# [Task to complete]
Please carry the forum thread about the ABS light on a Ford F350 further, picking up right after its final line.

# [Source extract]
::::::::
# ABS lite on



## mrfiestas (Feb 20, 2008)

On my 95 F350 > Its come on before when plowing and am wondering what could kick it on from plowing and what to do to get it off?


----------



## seville009 (Sep 9, 2002)

I've had it come on in my 2006 F350, mainly in the cold weather. It goes off after awhile. Never had any issues.


----------



## FredG (Oct 15, 2012)

ABS light on my 06 Furd F350 stays on more than it stays off. Besides my personal vehicles that my wife drives it's usually a sensor that I'm willing to look at. Mine could stay on, I know enough to lock the brakes up, I steer my way out of a situation.


----------



## Randall Ave (Oct 29, 2014)

That's an old RABs system. Get someone to run the codes. Probably the speed sensor in the rear axle.


----------



## kimber750 (Sep 19, 2011)

I have only had mine come on once while out plowing. This was in last years 3' storm and I was determined not to be stuck. My guess it was pissed about one tire going 30mph and another not moving. But in the end I got myself out. Light went out on its own.


----------



## Randall Ave (Oct 29, 2014)

kimber750 said:


> I have only had mine come on once while out plowing. This was in last years 3' storm and I was determined not to be stuck. My guess it was pissed about one tire going 30mph and another not moving. But in the end I got myself out. Light went out on its own.


If it was a stick, probably wouldn't have gotten stuck.


----------



## kimber750 (Sep 19, 2011)

Randall Ave said:


> If it was a stick, probably wouldn't have gotten stuck.


I wasn't stuck just slowed up a bit


----------



## leolkfrm (Mar 11, 2010)

disconnect it and keep plowing...rear only is a pain


----------



## mrfiestas (Feb 20, 2008)

Id scan it but its OBDI so its a little harder for me to do that. If its the rear sensor why does only plowing make it come on?


----------



## tpendagast (Oct 27, 2012)

On a Ford, the ABS light will come on if your alternator is not keeping the battery charged,

Example.
::::::::
[Element box annotations]
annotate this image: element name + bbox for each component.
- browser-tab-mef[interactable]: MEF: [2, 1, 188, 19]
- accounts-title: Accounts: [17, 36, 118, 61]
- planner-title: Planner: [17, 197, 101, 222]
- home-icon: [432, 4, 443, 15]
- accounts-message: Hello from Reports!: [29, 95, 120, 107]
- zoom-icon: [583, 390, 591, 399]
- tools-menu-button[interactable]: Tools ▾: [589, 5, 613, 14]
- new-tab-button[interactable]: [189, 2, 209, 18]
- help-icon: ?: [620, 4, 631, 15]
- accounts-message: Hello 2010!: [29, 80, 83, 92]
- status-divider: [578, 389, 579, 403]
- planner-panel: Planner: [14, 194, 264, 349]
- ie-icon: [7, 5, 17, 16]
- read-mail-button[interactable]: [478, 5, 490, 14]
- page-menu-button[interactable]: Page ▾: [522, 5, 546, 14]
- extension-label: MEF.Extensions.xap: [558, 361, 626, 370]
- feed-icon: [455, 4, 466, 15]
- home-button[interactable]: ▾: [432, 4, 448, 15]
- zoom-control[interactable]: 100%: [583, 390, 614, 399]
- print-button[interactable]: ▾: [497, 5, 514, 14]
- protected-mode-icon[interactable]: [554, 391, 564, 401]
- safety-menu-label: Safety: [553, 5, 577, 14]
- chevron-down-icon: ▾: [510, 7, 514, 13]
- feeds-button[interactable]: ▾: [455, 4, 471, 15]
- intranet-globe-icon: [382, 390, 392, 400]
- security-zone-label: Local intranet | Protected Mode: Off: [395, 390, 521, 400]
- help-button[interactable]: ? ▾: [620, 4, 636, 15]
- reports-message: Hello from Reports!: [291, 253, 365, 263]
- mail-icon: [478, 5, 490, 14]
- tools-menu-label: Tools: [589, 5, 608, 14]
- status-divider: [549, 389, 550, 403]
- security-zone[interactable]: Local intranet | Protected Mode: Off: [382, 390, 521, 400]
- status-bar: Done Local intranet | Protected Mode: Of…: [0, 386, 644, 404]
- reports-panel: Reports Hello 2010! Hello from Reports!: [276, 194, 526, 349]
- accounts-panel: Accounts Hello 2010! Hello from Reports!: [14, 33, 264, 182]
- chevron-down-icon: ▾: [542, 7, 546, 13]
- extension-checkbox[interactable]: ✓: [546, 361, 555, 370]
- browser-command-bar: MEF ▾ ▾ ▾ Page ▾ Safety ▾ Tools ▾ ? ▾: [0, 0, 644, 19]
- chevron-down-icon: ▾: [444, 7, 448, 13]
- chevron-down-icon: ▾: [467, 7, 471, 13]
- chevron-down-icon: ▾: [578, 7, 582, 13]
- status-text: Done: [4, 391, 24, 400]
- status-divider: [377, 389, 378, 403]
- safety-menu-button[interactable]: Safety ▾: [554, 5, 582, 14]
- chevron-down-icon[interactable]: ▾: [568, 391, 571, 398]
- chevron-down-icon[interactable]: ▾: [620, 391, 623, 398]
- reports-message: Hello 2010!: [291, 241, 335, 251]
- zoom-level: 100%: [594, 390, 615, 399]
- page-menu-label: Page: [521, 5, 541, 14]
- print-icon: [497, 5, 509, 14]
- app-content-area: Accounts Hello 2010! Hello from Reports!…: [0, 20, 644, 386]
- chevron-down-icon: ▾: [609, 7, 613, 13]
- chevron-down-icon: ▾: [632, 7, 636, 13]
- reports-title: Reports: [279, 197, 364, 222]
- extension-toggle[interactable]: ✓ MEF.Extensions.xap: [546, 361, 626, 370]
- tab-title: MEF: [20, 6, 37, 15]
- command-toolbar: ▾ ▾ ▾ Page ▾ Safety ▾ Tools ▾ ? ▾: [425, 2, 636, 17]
::::::::
# [Result below]
Battery drained, need to jump truck... get truck going, ABS light is on, let her run and get up on the highway for a minute and poof, light goes off.

In your case you were probably doing alot of angling and lifting over an extended period of time without a lot of travel or running, just idle, and it drained your battery just enough to kick that light on.
It happens when you're running the radio, plowing, running your warning light on the roof and charging your cell phone too.

You could either have a weak alternator or a questionable battery,


----------



## Randall Ave (Oct 29, 2014)

He has an older ford, only has a rear ABS RABS valve. Unhook the plug to the valve. The valve is in the left frame rail by the front of the transmission. Then pull the fuse.


----------



## mrfiestas (Feb 20, 2008)

Ok so if I pull the plug as u say and fuse, I assume I will have disabled the RABS system. Do I just reconnect it to restore it and then I should be fine?


----------



## Randall Ave (Oct 29, 2014)

Without pulling the codes, can't answer that. But you can try that. You only have rear ABS right, no wires to the front wheels.? Usually when the RABs value went bad, you get a soft brake pedal. The rear speed sensor will go bad and just throw a code. If you take out the speed sensor and the end is damaged, the carrier is going bad.


----------



## mrfiestas (Feb 20, 2008)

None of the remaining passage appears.